WHAT TO PRODUCE:
Select each line where the word "продукции" appears.

EXTRACTED ENTRIES:
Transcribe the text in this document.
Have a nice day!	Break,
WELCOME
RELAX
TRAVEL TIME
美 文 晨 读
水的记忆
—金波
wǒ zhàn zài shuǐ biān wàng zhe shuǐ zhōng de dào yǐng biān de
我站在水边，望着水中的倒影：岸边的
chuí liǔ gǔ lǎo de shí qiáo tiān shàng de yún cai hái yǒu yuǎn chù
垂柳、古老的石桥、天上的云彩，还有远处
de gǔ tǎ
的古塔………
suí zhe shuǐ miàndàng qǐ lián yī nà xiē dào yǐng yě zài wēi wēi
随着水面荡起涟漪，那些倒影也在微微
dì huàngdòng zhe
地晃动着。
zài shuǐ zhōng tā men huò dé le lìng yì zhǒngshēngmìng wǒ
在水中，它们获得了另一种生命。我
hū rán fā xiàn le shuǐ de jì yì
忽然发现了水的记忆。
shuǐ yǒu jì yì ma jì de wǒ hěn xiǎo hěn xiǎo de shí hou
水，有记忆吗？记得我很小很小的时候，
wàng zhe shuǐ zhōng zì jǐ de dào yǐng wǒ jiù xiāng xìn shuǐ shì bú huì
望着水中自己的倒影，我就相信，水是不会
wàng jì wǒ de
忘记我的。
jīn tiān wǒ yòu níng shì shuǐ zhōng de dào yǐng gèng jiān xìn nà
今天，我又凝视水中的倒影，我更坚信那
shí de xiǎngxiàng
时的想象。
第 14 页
==
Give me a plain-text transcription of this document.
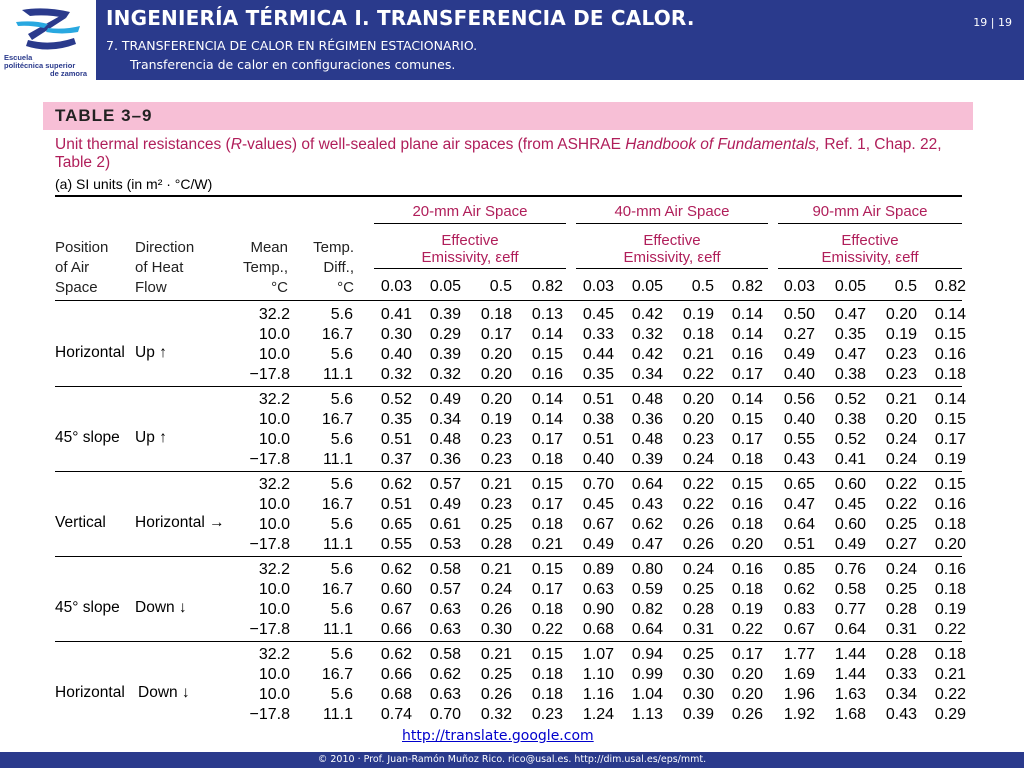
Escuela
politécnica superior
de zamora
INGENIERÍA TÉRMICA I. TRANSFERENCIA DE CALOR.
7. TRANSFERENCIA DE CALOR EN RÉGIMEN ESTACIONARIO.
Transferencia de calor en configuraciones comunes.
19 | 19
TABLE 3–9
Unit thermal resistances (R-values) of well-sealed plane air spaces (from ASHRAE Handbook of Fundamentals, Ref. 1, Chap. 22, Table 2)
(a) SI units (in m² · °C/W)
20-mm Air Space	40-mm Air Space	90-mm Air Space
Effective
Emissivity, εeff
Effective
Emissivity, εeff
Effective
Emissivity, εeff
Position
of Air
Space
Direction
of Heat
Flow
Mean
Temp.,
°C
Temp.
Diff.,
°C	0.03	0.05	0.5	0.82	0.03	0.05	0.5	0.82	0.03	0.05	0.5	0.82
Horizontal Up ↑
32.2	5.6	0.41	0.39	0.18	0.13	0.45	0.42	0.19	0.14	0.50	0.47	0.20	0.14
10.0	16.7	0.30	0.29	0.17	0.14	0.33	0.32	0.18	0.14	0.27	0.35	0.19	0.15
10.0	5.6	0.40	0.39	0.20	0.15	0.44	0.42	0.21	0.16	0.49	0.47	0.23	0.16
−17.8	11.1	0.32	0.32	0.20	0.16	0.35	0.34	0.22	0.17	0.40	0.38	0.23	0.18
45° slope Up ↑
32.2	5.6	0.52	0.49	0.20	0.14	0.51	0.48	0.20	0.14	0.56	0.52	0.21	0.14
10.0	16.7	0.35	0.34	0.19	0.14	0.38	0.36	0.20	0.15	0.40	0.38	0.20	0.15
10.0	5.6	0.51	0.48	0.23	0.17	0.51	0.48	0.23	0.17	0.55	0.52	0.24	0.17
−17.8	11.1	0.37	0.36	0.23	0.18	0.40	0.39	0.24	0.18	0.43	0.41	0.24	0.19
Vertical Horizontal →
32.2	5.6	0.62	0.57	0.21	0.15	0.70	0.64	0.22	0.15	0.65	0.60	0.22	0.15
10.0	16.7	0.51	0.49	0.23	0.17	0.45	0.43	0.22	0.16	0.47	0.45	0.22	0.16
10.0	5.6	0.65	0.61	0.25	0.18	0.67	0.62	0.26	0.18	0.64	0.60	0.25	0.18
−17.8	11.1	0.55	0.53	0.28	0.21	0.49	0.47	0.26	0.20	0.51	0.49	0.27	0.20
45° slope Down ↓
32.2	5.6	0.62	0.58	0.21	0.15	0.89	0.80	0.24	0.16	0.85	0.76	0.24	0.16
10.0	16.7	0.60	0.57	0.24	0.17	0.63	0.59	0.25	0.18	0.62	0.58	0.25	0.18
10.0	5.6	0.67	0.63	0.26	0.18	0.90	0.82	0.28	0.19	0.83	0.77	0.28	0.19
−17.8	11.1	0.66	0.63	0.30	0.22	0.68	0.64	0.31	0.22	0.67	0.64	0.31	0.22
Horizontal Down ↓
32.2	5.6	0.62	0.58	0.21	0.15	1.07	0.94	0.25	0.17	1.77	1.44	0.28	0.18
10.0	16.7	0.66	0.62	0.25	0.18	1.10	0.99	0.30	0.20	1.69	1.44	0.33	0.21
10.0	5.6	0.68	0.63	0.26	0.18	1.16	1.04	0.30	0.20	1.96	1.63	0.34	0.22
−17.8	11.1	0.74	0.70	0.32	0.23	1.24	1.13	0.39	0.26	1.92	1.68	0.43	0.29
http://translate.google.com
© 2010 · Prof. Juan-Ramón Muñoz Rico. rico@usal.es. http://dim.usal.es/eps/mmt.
--
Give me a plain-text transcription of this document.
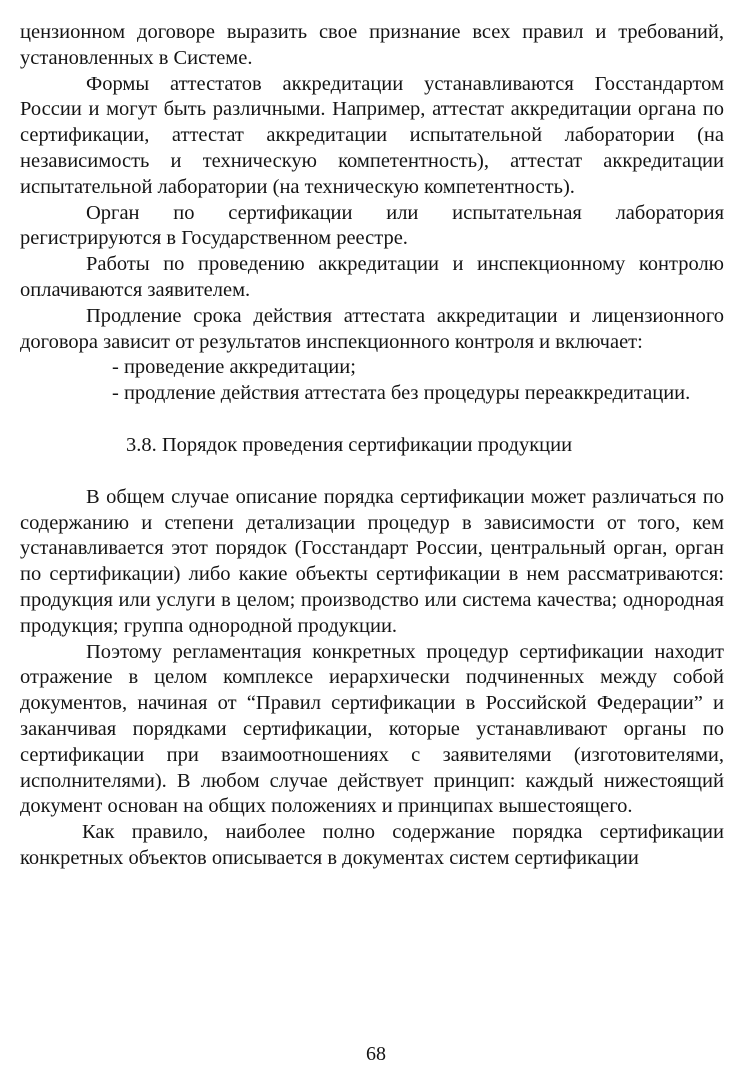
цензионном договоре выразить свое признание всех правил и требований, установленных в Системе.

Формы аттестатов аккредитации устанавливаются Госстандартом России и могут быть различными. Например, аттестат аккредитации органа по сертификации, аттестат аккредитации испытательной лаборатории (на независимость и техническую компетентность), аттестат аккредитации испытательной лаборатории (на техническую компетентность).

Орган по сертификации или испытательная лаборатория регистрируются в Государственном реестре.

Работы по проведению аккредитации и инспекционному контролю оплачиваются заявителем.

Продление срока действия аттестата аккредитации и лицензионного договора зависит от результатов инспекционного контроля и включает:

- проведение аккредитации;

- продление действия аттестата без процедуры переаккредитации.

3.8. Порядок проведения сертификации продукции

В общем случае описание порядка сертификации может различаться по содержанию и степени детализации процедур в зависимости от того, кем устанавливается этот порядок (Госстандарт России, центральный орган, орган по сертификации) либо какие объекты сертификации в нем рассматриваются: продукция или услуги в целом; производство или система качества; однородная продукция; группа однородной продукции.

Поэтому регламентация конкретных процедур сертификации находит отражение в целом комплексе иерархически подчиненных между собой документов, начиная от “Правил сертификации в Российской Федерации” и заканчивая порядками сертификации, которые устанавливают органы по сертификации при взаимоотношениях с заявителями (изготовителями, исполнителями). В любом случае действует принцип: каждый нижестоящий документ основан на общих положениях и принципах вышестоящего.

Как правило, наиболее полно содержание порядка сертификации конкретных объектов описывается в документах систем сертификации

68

WORKED SOLUTION:
3.8. Порядок проведения сертификации продукции
В общем случае описание порядка сертификации может различаться по содержанию и степени детализации процедур в зависимости от того, кем устанавливается этот порядок (Госстандарт России, центральный орган, орган по сертификации) либо какие объекты сертификации в нем рассматриваются: продукция или услуги в целом; производство или система качества; однородная продукция; группа однородной продукции.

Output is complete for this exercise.